= QUOTED PASSAGE =

● ● ● ●

January 6, 2016   |   Claire Bernish
January 6, 2016
(ANTIMEDIA) St. Louis, MO — Agrichemical behemoth Monsanto plans to cut an additional 1,000 jobs to compensate, in part, for a slump in sales of its genetically-engineered corn seeds. The seeds led to a first quarter loss of $253 million — which, on the whole, represents a 17% drop in revenue.
“Monsanto has struggled in recent quarters to deal with slumping corn prices in the U.S., which have reduced demand for its best-selling product: genetically-enhanced [read: modified] corn seeds,” reported ABC News. “Farmers are shifting more acres to other crops after surpluses of corn and other crops, including wheat, have squashed commodity prices.”
In fact, Monsanto’s sales have fallen roughly 20% over the past year — perhaps indicative of the growing backlash against both its ubiquitous, genetically-modified crops, as well as the glyphosate-based Roundup required to treat them. These financial hits mean the mega-corporation has been forced to restructure at a cost of between $1.1 billion and $1.2 billion — and together with the previously announced layoff of 2,600 people, Monsanto will now be trimming a full 16% of its total staff.
As Bloomberg reported: “Monsanto is facing the first drop in its annual earnings in six years as prices decline for its Roundup herbicide” and “lower crop prices curb farmers’ purchases of the newest genetically modified seeds.

● ● ● ●

= EXTRACTED DATA =
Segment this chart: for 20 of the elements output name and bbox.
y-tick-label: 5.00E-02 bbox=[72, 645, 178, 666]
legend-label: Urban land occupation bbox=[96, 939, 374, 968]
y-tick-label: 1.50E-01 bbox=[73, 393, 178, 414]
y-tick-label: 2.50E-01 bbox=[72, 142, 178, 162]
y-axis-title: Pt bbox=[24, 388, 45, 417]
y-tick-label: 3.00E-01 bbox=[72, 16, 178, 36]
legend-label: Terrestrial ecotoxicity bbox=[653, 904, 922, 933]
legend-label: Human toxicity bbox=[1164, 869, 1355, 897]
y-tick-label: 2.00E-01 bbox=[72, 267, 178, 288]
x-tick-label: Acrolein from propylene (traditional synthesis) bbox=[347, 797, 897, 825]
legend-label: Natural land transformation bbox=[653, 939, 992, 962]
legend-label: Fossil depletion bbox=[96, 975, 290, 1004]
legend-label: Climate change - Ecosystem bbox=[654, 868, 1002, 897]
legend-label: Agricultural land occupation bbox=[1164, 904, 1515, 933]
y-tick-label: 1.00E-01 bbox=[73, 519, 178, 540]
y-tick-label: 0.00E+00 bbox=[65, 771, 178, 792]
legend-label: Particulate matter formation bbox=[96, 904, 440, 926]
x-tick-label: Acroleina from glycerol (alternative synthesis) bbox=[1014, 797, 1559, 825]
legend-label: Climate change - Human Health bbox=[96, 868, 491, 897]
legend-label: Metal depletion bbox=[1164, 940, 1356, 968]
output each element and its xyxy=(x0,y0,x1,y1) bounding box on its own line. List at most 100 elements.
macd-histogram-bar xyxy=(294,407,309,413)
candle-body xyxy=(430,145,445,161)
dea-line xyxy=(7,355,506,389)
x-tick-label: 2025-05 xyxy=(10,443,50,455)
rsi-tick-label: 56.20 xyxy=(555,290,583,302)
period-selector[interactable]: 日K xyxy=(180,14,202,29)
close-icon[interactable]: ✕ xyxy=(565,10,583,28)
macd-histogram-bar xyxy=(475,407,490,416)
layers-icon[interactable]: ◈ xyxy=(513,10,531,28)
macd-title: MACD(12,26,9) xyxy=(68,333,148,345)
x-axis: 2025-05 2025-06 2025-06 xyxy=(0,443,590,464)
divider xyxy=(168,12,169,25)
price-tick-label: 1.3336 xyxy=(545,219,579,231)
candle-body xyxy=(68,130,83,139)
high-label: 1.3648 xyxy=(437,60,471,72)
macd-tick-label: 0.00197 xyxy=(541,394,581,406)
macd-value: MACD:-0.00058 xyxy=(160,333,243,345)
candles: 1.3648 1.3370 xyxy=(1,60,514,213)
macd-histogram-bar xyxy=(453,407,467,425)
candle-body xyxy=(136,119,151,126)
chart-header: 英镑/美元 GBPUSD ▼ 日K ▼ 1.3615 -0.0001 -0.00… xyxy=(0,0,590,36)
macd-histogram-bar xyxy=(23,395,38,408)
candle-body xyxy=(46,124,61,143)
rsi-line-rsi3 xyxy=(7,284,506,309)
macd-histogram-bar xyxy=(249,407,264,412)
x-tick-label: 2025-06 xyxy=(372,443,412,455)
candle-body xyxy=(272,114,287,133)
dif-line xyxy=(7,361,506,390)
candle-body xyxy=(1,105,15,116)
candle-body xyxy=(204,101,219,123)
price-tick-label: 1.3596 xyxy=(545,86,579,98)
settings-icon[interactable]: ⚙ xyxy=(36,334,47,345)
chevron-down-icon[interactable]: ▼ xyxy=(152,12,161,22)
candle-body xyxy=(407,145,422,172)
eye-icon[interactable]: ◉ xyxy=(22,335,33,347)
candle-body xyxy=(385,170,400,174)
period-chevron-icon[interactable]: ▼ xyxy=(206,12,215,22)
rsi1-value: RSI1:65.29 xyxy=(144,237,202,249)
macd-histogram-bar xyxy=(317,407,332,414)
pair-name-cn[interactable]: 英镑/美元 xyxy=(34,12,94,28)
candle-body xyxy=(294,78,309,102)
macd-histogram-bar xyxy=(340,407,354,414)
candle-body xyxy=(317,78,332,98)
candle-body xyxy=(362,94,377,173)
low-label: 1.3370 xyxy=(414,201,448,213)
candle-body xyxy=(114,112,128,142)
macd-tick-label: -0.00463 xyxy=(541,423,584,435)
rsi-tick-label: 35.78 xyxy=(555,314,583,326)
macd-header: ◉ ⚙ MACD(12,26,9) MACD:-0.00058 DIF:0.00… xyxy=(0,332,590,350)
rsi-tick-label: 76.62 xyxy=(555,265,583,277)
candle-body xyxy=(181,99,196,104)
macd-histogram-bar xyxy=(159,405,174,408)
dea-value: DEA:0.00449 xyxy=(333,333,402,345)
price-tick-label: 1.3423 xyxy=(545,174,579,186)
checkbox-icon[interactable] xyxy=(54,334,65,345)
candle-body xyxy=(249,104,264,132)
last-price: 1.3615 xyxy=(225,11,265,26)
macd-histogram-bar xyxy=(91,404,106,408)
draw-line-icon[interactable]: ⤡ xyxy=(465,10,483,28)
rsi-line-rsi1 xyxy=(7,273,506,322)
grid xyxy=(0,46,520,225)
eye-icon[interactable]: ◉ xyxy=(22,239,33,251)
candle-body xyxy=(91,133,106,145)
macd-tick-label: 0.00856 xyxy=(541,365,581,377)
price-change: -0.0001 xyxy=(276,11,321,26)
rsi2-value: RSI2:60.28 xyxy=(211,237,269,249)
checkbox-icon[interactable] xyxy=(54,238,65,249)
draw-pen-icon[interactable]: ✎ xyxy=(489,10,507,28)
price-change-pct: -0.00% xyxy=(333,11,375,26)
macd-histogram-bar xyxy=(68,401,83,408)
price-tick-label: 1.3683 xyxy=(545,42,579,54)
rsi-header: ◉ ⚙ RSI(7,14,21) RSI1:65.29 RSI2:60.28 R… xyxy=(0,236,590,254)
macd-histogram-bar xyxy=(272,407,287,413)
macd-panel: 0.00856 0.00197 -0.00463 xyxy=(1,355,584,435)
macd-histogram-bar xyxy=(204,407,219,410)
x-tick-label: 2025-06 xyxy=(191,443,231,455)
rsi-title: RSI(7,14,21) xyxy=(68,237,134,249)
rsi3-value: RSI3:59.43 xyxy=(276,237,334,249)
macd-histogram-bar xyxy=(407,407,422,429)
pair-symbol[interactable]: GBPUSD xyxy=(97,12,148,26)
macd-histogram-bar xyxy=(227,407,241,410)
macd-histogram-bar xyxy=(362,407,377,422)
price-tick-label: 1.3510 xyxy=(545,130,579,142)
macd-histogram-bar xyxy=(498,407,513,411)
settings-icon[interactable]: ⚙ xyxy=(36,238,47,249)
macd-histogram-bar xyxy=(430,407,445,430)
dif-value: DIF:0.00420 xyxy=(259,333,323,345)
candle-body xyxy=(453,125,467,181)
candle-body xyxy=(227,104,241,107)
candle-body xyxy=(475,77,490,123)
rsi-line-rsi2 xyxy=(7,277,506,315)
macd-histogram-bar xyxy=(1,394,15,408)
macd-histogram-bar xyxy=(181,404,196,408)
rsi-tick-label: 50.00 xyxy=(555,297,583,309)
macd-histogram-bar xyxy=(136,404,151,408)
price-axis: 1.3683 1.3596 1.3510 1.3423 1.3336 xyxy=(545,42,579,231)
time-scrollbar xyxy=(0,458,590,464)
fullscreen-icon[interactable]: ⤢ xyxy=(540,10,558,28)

● ● ● ●

= EXERCISES TO COMPLETE =
a – Repeat the Monsanto article from "In fact, Monsanto’s" up to and including "genetically modified seeds.".
b – According to the Monsanto article, how many additional jobs does Monsanto plan to cut?
The material has no connection to the Monsanto article.

= ANSWERS =
a –
In fact, Monsanto’s sales have fallen roughly 20% over the past year — perhaps indicative of the growing backlash against both its ubiquitous, genetically-modified crops, as well as the glyphosate-based Roundup required to treat them. These financial hits mean the mega-corporation has been forced to restructure at a cost of between $1.1 billion and $1.2 billion — and together with the previously announced layoff of 2,600 people, Monsanto will now be trimming a full 16% of its total staff.
As Bloomberg reported: “Monsanto is facing the first drop in its annual earnings in six years as prices decline for its Roundup herbicide” and “lower crop prices curb farmers’ purchases of the newest genetically modified seeds.

b – An additional 1,000 jobs.